[START Information provided]

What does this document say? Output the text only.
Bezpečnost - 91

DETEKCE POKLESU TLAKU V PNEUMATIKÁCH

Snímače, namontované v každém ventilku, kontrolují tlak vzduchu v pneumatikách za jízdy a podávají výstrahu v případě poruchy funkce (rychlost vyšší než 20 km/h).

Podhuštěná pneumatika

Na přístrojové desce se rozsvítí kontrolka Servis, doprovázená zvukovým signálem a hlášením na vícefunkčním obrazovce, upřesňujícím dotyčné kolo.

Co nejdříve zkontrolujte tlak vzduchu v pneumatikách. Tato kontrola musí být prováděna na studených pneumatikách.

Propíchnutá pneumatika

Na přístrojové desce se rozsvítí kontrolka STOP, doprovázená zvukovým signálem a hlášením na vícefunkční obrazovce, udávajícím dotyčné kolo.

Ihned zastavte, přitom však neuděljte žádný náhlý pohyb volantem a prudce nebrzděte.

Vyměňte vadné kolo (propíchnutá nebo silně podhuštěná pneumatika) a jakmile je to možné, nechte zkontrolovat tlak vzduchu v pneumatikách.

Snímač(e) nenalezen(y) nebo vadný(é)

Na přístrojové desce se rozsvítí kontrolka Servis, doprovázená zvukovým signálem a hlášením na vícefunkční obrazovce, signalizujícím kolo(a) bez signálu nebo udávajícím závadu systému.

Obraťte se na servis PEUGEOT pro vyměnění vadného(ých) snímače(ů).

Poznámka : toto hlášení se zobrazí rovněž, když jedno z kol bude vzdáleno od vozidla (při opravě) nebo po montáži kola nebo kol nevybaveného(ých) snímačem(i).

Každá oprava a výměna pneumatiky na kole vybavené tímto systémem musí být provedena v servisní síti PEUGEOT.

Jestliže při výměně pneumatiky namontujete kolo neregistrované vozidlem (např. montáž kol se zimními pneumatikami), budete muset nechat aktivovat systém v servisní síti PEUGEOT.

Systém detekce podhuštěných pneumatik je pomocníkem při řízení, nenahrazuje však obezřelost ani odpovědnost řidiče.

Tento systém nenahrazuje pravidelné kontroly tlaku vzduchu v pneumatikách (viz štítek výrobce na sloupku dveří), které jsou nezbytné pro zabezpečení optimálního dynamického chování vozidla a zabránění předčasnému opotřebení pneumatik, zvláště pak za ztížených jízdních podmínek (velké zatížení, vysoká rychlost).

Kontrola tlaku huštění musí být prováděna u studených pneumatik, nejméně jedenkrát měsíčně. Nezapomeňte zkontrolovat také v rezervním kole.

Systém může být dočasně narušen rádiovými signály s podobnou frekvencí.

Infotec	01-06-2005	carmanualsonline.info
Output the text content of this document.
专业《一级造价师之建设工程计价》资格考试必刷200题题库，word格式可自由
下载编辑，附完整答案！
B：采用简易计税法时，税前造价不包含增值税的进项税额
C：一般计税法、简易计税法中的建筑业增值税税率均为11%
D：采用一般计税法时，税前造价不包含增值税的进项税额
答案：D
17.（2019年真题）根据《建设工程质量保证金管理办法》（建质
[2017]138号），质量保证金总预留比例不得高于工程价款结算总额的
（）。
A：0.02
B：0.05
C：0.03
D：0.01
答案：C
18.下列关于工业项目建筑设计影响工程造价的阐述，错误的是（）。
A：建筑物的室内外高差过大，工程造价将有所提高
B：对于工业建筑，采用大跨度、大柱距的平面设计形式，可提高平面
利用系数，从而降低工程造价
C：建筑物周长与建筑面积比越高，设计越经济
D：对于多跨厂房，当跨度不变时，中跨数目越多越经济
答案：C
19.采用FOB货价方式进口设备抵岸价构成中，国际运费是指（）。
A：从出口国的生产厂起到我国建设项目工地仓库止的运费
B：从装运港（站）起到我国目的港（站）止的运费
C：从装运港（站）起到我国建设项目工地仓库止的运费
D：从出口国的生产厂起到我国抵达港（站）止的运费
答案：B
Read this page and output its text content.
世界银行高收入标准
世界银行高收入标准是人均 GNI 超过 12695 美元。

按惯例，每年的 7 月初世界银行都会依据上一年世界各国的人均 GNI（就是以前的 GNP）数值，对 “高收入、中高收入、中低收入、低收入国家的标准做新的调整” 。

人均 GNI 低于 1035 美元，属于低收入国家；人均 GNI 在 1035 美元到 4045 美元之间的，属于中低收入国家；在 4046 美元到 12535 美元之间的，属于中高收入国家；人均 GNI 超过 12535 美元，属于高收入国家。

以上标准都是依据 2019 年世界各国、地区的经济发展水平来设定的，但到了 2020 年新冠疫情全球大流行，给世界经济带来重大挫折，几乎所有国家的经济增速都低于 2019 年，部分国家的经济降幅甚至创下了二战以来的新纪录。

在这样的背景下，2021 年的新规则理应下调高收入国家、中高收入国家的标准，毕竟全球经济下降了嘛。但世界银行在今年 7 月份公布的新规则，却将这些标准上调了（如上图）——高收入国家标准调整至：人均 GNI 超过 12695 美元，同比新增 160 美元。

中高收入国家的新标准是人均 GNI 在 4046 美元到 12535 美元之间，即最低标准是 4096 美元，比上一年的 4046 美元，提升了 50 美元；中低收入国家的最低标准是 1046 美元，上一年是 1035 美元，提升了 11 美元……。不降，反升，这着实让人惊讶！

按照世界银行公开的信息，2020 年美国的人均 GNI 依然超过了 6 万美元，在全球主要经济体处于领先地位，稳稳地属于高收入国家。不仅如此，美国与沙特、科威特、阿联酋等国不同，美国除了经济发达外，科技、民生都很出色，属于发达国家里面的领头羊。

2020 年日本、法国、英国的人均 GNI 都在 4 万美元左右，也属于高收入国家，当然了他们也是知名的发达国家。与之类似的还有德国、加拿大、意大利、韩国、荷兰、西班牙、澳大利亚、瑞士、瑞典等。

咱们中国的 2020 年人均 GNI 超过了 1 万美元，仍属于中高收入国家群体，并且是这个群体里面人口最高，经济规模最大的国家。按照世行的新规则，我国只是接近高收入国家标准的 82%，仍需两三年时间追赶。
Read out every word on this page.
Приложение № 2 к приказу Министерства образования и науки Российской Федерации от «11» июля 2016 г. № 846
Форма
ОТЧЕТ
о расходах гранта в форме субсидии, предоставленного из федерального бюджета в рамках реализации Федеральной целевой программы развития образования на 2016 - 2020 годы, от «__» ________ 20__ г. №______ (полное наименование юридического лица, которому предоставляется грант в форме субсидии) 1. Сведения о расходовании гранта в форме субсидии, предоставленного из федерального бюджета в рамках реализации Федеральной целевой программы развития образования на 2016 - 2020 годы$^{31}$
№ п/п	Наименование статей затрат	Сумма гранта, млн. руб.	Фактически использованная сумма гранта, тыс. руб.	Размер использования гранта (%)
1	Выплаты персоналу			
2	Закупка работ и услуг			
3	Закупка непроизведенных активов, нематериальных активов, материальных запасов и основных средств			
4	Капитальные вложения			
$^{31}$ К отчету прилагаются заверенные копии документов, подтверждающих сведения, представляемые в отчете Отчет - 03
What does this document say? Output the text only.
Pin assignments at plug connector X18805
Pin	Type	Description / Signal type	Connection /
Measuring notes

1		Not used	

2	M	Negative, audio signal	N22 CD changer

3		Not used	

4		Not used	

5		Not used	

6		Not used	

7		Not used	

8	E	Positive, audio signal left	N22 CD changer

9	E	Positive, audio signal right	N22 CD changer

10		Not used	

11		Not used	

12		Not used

[END Information provided]

Brief:
Please quote the records above exactly, without skipping a line.

Final answer:
What does this document say? Output the text only.
Bezpečnost - 91

DETEKCE POKLESU TLAKU V PNEUMATIKÁCH

Snímače, namontované v každém ventilku, kontrolují tlak vzduchu v pneumatikách za jízdy a podávají výstrahu v případě poruchy funkce (rychlost vyšší než 20 km/h).

Podhuštěná pneumatika

Na přístrojové desce se rozsvítí kontrolka Servis, doprovázená zvukovým signálem a hlášením na vícefunkčním obrazovce, upřesňujícím dotyčné kolo.

Co nejdříve zkontrolujte tlak vzduchu v pneumatikách. Tato kontrola musí být prováděna na studených pneumatikách.

Propíchnutá pneumatika

Na přístrojové desce se rozsvítí kontrolka STOP, doprovázená zvukovým signálem a hlášením na vícefunkční obrazovce, udávajícím dotyčné kolo.

Ihned zastavte, přitom však neuděljte žádný náhlý pohyb volantem a prudce nebrzděte.

Vyměňte vadné kolo (propíchnutá nebo silně podhuštěná pneumatika) a jakmile je to možné, nechte zkontrolovat tlak vzduchu v pneumatikách.

Snímač(e) nenalezen(y) nebo vadný(é)

Na přístrojové desce se rozsvítí kontrolka Servis, doprovázená zvukovým signálem a hlášením na vícefunkční obrazovce, signalizujícím kolo(a) bez signálu nebo udávajícím závadu systému.

Obraťte se na servis PEUGEOT pro vyměnění vadného(ých) snímače(ů).

Poznámka : toto hlášení se zobrazí rovněž, když jedno z kol bude vzdáleno od vozidla (při opravě) nebo po montáži kola nebo kol nevybaveného(ých) snímačem(i).

Každá oprava a výměna pneumatiky na kole vybavené tímto systémem musí být provedena v servisní síti PEUGEOT.

Jestliže při výměně pneumatiky namontujete kolo neregistrované vozidlem (např. montáž kol se zimními pneumatikami), budete muset nechat aktivovat systém v servisní síti PEUGEOT.

Systém detekce podhuštěných pneumatik je pomocníkem při řízení, nenahrazuje však obezřelost ani odpovědnost řidiče.

Tento systém nenahrazuje pravidelné kontroly tlaku vzduchu v pneumatikách (viz štítek výrobce na sloupku dveří), které jsou nezbytné pro zabezpečení optimálního dynamického chování vozidla a zabránění předčasnému opotřebení pneumatik, zvláště pak za ztížených jízdních podmínek (velké zatížení, vysoká rychlost).

Kontrola tlaku huštění musí být prováděna u studených pneumatik, nejméně jedenkrát měsíčně. Nezapomeňte zkontrolovat také v rezervním kole.

Systém může být dočasně narušen rádiovými signály s podobnou frekvencí.

Infotec	01-06-2005	carmanualsonline.info
Output the text content of this document.
专业《一级造价师之建设工程计价》资格考试必刷200题题库，word格式可自由
下载编辑，附完整答案！
B：采用简易计税法时，税前造价不包含增值税的进项税额
C：一般计税法、简易计税法中的建筑业增值税税率均为11%
D：采用一般计税法时，税前造价不包含增值税的进项税额
答案：D
17.（2019年真题）根据《建设工程质量保证金管理办法》（建质
[2017]138号），质量保证金总预留比例不得高于工程价款结算总额的
（）。
A：0.02
B：0.05
C：0.03
D：0.01
答案：C
18.下列关于工业项目建筑设计影响工程造价的阐述，错误的是（）。
A：建筑物的室内外高差过大，工程造价将有所提高
B：对于工业建筑，采用大跨度、大柱距的平面设计形式，可提高平面
利用系数，从而降低工程造价
C：建筑物周长与建筑面积比越高，设计越经济
D：对于多跨厂房，当跨度不变时，中跨数目越多越经济
答案：C
19.采用FOB货价方式进口设备抵岸价构成中，国际运费是指（）。
A：从出口国的生产厂起到我国建设项目工地仓库止的运费
B：从装运港（站）起到我国目的港（站）止的运费
C：从装运港（站）起到我国建设项目工地仓库止的运费
D：从出口国的生产厂起到我国抵达港（站）止的运费
答案：B
Read this page and output its text content.
世界银行高收入标准
世界银行高收入标准是人均 GNI 超过 12695 美元。

按惯例，每年的 7 月初世界银行都会依据上一年世界各国的人均 GNI（就是以前的 GNP）数值，对 “高收入、中高收入、中低收入、低收入国家的标准做新的调整” 。

人均 GNI 低于 1035 美元，属于低收入国家；人均 GNI 在 1035 美元到 4045 美元之间的，属于中低收入国家；在 4046 美元到 12535 美元之间的，属于中高收入国家；人均 GNI 超过 12535 美元，属于高收入国家。

以上标准都是依据 2019 年世界各国、地区的经济发展水平来设定的，但到了 2020 年新冠疫情全球大流行，给世界经济带来重大挫折，几乎所有国家的经济增速都低于 2019 年，部分国家的经济降幅甚至创下了二战以来的新纪录。

在这样的背景下，2021 年的新规则理应下调高收入国家、中高收入国家的标准，毕竟全球经济下降了嘛。但世界银行在今年 7 月份公布的新规则，却将这些标准上调了（如上图）——高收入国家标准调整至：人均 GNI 超过 12695 美元，同比新增 160 美元。

中高收入国家的新标准是人均 GNI 在 4046 美元到 12535 美元之间，即最低标准是 4096 美元，比上一年的 4046 美元，提升了 50 美元；中低收入国家的最低标准是 1046 美元，上一年是 1035 美元，提升了 11 美元……。不降，反升，这着实让人惊讶！

按照世界银行公开的信息，2020 年美国的人均 GNI 依然超过了 6 万美元，在全球主要经济体处于领先地位，稳稳地属于高收入国家。不仅如此，美国与沙特、科威特、阿联酋等国不同，美国除了经济发达外，科技、民生都很出色，属于发达国家里面的领头羊。

2020 年日本、法国、英国的人均 GNI 都在 4 万美元左右，也属于高收入国家，当然了他们也是知名的发达国家。与之类似的还有德国、加拿大、意大利、韩国、荷兰、西班牙、澳大利亚、瑞士、瑞典等。

咱们中国的 2020 年人均 GNI 超过了 1 万美元，仍属于中高收入国家群体，并且是这个群体里面人口最高，经济规模最大的国家。按照世行的新规则，我国只是接近高收入国家标准的 82%，仍需两三年时间追赶。
Read out every word on this page.
Приложение № 2 к приказу Министерства образования и науки Российской Федерации от «11» июля 2016 г. № 846
Форма
ОТЧЕТ
о расходах гранта в форме субсидии, предоставленного из федерального бюджета в рамках реализации Федеральной целевой программы развития образования на 2016 - 2020 годы, от «__» ________ 20__ г. №______ (полное наименование юридического лица, которому предоставляется грант в форме субсидии) 1. Сведения о расходовании гранта в форме субсидии, предоставленного из федерального бюджета в рамках реализации Федеральной целевой программы развития образования на 2016 - 2020 годы$^{31}$
№ п/п	Наименование статей затрат	Сумма гранта, млн. руб.	Фактически использованная сумма гранта, тыс. руб.	Размер использования гранта (%)
1	Выплаты персоналу			
2	Закупка работ и услуг			
3	Закупка непроизведенных активов, нематериальных активов, материальных запасов и основных средств			
4	Капитальные вложения			
$^{31}$ К отчету прилагаются заверенные копии документов, подтверждающих сведения, представляемые в отчете Отчет - 03
What does this document say? Output the text only.
Pin assignments at plug connector X18805
Pin	Type	Description / Signal type	Connection /
Measuring notes

1		Not used	

2	M	Negative, audio signal	N22 CD changer

3		Not used	

4		Not used	

5		Not used	

6		Not used	

7		Not used	

8	E	Positive, audio signal left	N22 CD changer

9	E	Positive, audio signal right	N22 CD changer

10		Not used	

11		Not used	

12		Not used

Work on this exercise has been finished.